_Exercise description_: Repeat every entry word for word, skipping the pictures.
╭─ Stored records
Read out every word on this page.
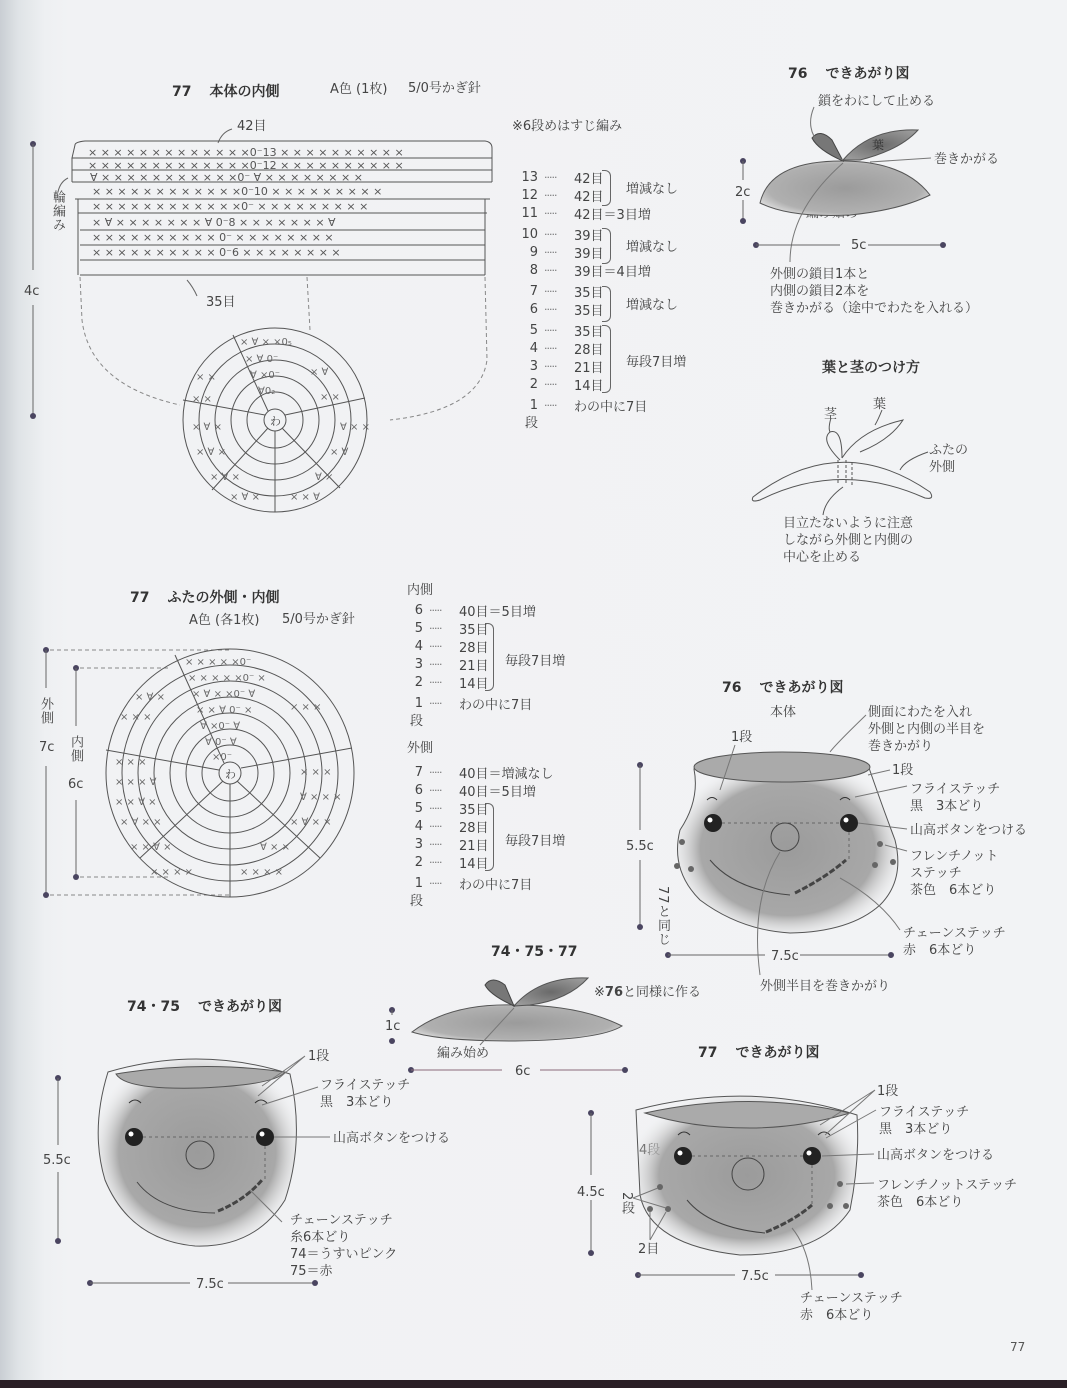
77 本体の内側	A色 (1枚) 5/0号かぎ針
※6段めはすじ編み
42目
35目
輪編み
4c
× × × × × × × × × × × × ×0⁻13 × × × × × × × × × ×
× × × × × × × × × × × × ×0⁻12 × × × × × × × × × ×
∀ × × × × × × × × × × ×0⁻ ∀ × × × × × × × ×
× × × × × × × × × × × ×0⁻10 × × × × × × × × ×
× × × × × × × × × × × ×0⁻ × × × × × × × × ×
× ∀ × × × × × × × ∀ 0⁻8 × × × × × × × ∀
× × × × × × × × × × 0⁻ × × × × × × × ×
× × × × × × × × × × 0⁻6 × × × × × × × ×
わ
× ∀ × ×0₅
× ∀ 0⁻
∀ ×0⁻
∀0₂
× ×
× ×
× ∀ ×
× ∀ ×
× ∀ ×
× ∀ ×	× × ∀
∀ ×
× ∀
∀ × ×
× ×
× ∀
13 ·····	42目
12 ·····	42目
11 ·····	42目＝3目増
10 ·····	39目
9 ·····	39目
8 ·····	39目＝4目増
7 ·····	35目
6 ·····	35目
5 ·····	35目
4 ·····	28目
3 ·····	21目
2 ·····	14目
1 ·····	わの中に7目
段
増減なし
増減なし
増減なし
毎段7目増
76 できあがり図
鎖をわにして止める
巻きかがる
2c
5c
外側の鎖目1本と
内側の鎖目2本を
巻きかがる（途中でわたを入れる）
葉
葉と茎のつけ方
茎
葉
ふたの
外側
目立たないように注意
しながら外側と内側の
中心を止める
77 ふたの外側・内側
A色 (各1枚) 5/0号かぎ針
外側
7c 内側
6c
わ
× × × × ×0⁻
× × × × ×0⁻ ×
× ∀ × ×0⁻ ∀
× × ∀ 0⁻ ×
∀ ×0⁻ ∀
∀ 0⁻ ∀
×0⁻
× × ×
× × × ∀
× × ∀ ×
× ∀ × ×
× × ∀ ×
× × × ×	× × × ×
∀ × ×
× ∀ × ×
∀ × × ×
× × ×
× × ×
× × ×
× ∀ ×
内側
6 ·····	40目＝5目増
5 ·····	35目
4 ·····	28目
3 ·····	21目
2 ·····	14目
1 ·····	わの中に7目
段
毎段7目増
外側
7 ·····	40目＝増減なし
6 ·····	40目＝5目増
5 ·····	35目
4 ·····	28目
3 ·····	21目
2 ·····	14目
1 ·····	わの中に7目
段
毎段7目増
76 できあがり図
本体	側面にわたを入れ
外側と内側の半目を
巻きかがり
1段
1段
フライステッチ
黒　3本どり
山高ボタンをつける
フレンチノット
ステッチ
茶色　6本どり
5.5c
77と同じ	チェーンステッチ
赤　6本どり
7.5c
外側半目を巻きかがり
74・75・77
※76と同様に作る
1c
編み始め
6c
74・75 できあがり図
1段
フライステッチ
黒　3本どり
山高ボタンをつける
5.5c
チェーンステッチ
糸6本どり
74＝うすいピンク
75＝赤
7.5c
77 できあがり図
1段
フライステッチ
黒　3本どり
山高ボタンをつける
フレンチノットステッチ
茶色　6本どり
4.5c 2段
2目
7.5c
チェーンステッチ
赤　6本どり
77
╰─
_The response_:
Read out every word on this page.
77 本体の内側	A色 (1枚) 5/0号かぎ針
※6段めはすじ編み
42目
35目
輪編み
4c
× × × × × × × × × × × × ×0⁻13 × × × × × × × × × ×
× × × × × × × × × × × × ×0⁻12 × × × × × × × × × ×
∀ × × × × × × × × × × ×0⁻ ∀ × × × × × × × ×
× × × × × × × × × × × ×0⁻10 × × × × × × × × ×
× × × × × × × × × × × ×0⁻ × × × × × × × × ×
× ∀ × × × × × × × ∀ 0⁻8 × × × × × × × ∀
× × × × × × × × × × 0⁻ × × × × × × × ×
× × × × × × × × × × 0⁻6 × × × × × × × ×
わ
× ∀ × ×0₅
× ∀ 0⁻
∀ ×0⁻
∀0₂
× ×
× ×
× ∀ ×
× ∀ ×
× ∀ ×
× ∀ ×	× × ∀
∀ ×
× ∀
∀ × ×
× ×
× ∀
13 ·····	42目
12 ·····	42目
11 ·····	42目＝3目増
10 ·····	39目
9 ·····	39目
8 ·····	39目＝4目増
7 ·····	35目
6 ·····	35目
5 ·····	35目
4 ·····	28目
3 ·····	21目
2 ·····	14目
1 ·····	わの中に7目
段
増減なし
増減なし
増減なし
毎段7目増
76 できあがり図
鎖をわにして止める
巻きかがる
2c
5c
外側の鎖目1本と
内側の鎖目2本を
巻きかがる（途中でわたを入れる）
葉
葉と茎のつけ方
茎
葉
ふたの
外側
目立たないように注意
しながら外側と内側の
中心を止める
77 ふたの外側・内側
A色 (各1枚) 5/0号かぎ針
外側
7c 内側
6c
わ
× × × × ×0⁻
× × × × ×0⁻ ×
× ∀ × ×0⁻ ∀
× × ∀ 0⁻ ×
∀ ×0⁻ ∀
∀ 0⁻ ∀
×0⁻
× × ×
× × × ∀
× × ∀ ×
× ∀ × ×
× × ∀ ×
× × × ×	× × × ×
∀ × ×
× ∀ × ×
∀ × × ×
× × ×
× × ×
× × ×
× ∀ ×
内側
6 ·····	40目＝5目増
5 ·····	35目
4 ·····	28目
3 ·····	21目
2 ·····	14目
1 ·····	わの中に7目
段
毎段7目増
外側
7 ·····	40目＝増減なし
6 ·····	40目＝5目増
5 ·····	35目
4 ·····	28目
3 ·····	21目
2 ·····	14目
1 ·····	わの中に7目
段
毎段7目増
76 できあがり図
本体	側面にわたを入れ
外側と内側の半目を
巻きかがり
1段
1段
フライステッチ
黒　3本どり
山高ボタンをつける
フレンチノット
ステッチ
茶色　6本どり
5.5c
77と同じ	チェーンステッチ
赤　6本どり
7.5c
外側半目を巻きかがり
74・75・77
※76と同様に作る
1c
編み始め
6c
74・75 できあがり図
1段
フライステッチ
黒　3本どり
山高ボタンをつける
5.5c
チェーンステッチ
糸6本どり
74＝うすいピンク
75＝赤
7.5c
77 できあがり図
1段
フライステッチ
黒　3本どり
山高ボタンをつける
フレンチノットステッチ
茶色　6本どり
4.5c 2段
2目
7.5c
チェーンステッチ
赤　6本どり
77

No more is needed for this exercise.